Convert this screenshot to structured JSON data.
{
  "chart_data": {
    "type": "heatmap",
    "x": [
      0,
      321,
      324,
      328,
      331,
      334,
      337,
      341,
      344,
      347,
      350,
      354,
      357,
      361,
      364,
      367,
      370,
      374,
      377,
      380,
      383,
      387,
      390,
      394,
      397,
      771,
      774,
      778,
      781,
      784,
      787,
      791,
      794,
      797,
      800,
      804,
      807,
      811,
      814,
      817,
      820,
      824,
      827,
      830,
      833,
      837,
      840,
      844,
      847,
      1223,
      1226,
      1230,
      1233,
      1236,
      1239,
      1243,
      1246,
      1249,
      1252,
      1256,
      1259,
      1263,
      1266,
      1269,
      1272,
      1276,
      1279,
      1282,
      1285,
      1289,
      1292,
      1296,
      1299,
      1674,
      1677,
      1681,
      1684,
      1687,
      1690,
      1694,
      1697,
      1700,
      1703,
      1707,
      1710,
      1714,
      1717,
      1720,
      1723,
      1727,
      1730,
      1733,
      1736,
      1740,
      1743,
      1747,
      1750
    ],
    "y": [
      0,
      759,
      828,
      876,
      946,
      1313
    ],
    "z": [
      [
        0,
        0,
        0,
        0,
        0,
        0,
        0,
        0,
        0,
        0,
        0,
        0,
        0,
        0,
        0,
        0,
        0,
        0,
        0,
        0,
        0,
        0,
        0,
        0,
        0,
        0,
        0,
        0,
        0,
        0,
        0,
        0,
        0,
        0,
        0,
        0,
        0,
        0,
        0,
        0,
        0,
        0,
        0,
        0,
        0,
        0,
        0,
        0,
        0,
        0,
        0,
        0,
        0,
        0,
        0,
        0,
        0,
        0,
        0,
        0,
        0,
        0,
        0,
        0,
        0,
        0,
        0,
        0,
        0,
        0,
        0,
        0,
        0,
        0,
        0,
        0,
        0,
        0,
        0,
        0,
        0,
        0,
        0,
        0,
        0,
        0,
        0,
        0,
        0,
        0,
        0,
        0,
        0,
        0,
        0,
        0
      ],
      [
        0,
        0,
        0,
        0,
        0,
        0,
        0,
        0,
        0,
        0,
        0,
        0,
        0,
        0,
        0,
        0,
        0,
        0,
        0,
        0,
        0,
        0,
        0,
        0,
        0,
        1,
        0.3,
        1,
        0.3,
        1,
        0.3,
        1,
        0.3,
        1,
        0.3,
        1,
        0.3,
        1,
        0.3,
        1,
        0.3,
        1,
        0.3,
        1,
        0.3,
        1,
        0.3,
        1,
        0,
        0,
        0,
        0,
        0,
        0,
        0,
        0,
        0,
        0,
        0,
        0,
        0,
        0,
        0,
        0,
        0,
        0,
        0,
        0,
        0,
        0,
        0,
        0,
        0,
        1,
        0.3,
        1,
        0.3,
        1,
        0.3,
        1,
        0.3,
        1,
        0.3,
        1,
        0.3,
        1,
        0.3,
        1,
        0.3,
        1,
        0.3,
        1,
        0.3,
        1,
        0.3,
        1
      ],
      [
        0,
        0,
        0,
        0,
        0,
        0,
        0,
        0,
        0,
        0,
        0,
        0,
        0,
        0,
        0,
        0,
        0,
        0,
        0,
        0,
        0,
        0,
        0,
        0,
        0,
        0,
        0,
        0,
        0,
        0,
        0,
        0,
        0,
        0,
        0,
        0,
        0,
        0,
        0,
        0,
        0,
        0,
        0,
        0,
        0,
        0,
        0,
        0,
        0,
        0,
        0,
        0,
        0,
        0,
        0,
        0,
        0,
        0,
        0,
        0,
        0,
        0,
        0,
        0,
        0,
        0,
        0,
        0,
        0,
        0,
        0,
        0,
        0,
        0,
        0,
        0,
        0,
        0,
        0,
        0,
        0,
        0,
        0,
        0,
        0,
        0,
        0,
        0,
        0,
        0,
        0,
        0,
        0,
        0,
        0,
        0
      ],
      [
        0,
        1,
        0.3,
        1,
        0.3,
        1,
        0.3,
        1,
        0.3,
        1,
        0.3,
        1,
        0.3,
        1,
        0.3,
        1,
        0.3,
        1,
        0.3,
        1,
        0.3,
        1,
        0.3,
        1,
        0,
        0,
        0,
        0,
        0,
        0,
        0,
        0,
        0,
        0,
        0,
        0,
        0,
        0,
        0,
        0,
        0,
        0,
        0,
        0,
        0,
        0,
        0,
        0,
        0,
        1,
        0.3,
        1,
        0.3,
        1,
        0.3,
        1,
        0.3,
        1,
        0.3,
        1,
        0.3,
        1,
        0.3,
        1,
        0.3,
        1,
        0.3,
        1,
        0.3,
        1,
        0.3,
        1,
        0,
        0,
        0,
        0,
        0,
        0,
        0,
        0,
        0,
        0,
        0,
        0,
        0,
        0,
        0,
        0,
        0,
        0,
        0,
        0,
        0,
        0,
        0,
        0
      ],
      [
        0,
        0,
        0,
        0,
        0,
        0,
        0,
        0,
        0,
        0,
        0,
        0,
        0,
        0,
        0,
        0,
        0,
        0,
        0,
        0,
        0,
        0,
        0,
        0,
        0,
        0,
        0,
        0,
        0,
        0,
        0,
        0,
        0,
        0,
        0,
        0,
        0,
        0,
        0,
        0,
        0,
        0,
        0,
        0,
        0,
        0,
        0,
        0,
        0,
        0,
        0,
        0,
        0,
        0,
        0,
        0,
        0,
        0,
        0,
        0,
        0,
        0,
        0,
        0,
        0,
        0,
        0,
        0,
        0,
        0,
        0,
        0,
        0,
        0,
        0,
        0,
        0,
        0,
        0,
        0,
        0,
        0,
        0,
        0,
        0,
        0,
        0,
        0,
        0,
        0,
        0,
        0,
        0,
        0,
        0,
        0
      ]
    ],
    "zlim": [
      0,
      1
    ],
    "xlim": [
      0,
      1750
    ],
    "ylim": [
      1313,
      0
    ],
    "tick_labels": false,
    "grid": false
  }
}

----------

**WHAT THE EXERCISE ASKS**
The records above must be repeated exactly, every one of them.

**TASK SOLUTION**
Convert this screenshot to structured JSON data.
{
  "chart_data": {
    "type": "heatmap",
    "x": [
      0,
      321,
      324,
      328,
      331,
      334,
      337,
      341,
      344,
      347,
      350,
      354,
      357,
      361,
      364,
      367,
      370,
      374,
      377,
      380,
      383,
      387,
      390,
      394,
      397,
      771,
      774,
      778,
      781,
      784,
      787,
      791,
      794,
      797,
      800,
      804,
      807,
      811,
      814,
      817,
      820,
      824,
      827,
      830,
      833,
      837,
      840,
      844,
      847,
      1223,
      1226,
      1230,
      1233,
      1236,
      1239,
      1243,
      1246,
      1249,
      1252,
      1256,
      1259,
      1263,
      1266,
      1269,
      1272,
      1276,
      1279,
      1282,
      1285,
      1289,
      1292,
      1296,
      1299,
      1674,
      1677,
      1681,
      1684,
      1687,
      1690,
      1694,
      1697,
      1700,
      1703,
      1707,
      1710,
      1714,
      1717,
      1720,
      1723,
      1727,
      1730,
      1733,
      1736,
      1740,
      1743,
      1747,
      1750
    ],
    "y": [
      0,
      759,
      828,
      876,
      946,
      1313
    ],
    "z": [
      [
        0,
        0,
        0,
        0,
        0,
        0,
        0,
        0,
        0,
        0,
        0,
        0,
        0,
        0,
        0,
        0,
        0,
        0,
        0,
        0,
        0,
        0,
        0,
        0,
        0,
        0,
        0,
        0,
        0,
        0,
        0,
        0,
        0,
        0,
        0,
        0,
        0,
        0,
        0,
        0,
        0,
        0,
        0,
        0,
        0,
        0,
        0,
        0,
        0,
        0,
        0,
        0,
        0,
        0,
        0,
        0,
        0,
        0,
        0,
        0,
        0,
        0,
        0,
        0,
        0,
        0,
        0,
        0,
        0,
        0,
        0,
        0,
        0,
        0,
        0,
        0,
        0,
        0,
        0,
        0,
        0,
        0,
        0,
        0,
        0,
        0,
        0,
        0,
        0,
        0,
        0,
        0,
        0,
        0,
        0,
        0
      ],
      [
        0,
        0,
        0,
        0,
        0,
        0,
        0,
        0,
        0,
        0,
        0,
        0,
        0,
        0,
        0,
        0,
        0,
        0,
        0,
        0,
        0,
        0,
        0,
        0,
        0,
        1,
        0.3,
        1,
        0.3,
        1,
        0.3,
        1,
        0.3,
        1,
        0.3,
        1,
        0.3,
        1,
        0.3,
        1,
        0.3,
        1,
        0.3,
        1,
        0.3,
        1,
        0.3,
        1,
        0,
        0,
        0,
        0,
        0,
        0,
        0,
        0,
        0,
        0,
        0,
        0,
        0,
        0,
        0,
        0,
        0,
        0,
        0,
        0,
        0,
        0,
        0,
        0,
        0,
        1,
        0.3,
        1,
        0.3,
        1,
        0.3,
        1,
        0.3,
        1,
        0.3,
        1,
        0.3,
        1,
        0.3,
        1,
        0.3,
        1,
        0.3,
        1,
        0.3,
        1,
        0.3,
        1
      ],
      [
        0,
        0,
        0,
        0,
        0,
        0,
        0,
        0,
        0,
        0,
        0,
        0,
        0,
        0,
        0,
        0,
        0,
        0,
        0,
        0,
        0,
        0,
        0,
        0,
        0,
        0,
        0,
        0,
        0,
        0,
        0,
        0,
        0,
        0,
        0,
        0,
        0,
        0,
        0,
        0,
        0,
        0,
        0,
        0,
        0,
        0,
        0,
        0,
        0,
        0,
        0,
        0,
        0,
        0,
        0,
        0,
        0,
        0,
        0,
        0,
        0,
        0,
        0,
        0,
        0,
        0,
        0,
        0,
        0,
        0,
        0,
        0,
        0,
        0,
        0,
        0,
        0,
        0,
        0,
        0,
        0,
        0,
        0,
        0,
        0,
        0,
        0,
        0,
        0,
        0,
        0,
        0,
        0,
        0,
        0,
        0
      ],
      [
        0,
        1,
        0.3,
        1,
        0.3,
        1,
        0.3,
        1,
        0.3,
        1,
        0.3,
        1,
        0.3,
        1,
        0.3,
        1,
        0.3,
        1,
        0.3,
        1,
        0.3,
        1,
        0.3,
        1,
        0,
        0,
        0,
        0,
        0,
        0,
        0,
        0,
        0,
        0,
        0,
        0,
        0,
        0,
        0,
        0,
        0,
        0,
        0,
        0,
        0,
        0,
        0,
        0,
        0,
        1,
        0.3,
        1,
        0.3,
        1,
        0.3,
        1,
        0.3,
        1,
        0.3,
        1,
        0.3,
        1,
        0.3,
        1,
        0.3,
        1,
        0.3,
        1,
        0.3,
        1,
        0.3,
        1,
        0,
        0,
        0,
        0,
        0,
        0,
        0,
        0,
        0,
        0,
        0,
        0,
        0,
        0,
        0,
        0,
        0,
        0,
        0,
        0,
        0,
        0,
        0,
        0
      ],
      [
        0,
        0,
        0,
        0,
        0,
        0,
        0,
        0,
        0,
        0,
        0,
        0,
        0,
        0,
        0,
        0,
        0,
        0,
        0,
        0,
        0,
        0,
        0,
        0,
        0,
        0,
        0,
        0,
        0,
        0,
        0,
        0,
        0,
        0,
        0,
        0,
        0,
        0,
        0,
        0,
        0,
        0,
        0,
        0,
        0,
        0,
        0,
        0,
        0,
        0,
        0,
        0,
        0,
        0,
        0,
        0,
        0,
        0,
        0,
        0,
        0,
        0,
        0,
        0,
        0,
        0,
        0,
        0,
        0,
        0,
        0,
        0,
        0,
        0,
        0,
        0,
        0,
        0,
        0,
        0,
        0,
        0,
        0,
        0,
        0,
        0,
        0,
        0,
        0,
        0,
        0,
        0,
        0,
        0,
        0,
        0
      ]
    ],
    "zlim": [
      0,
      1
    ],
    "xlim": [
      0,
      1750
    ],
    "ylim": [
      1313,
      0
    ],
    "tick_labels": false,
    "grid": false
  }
}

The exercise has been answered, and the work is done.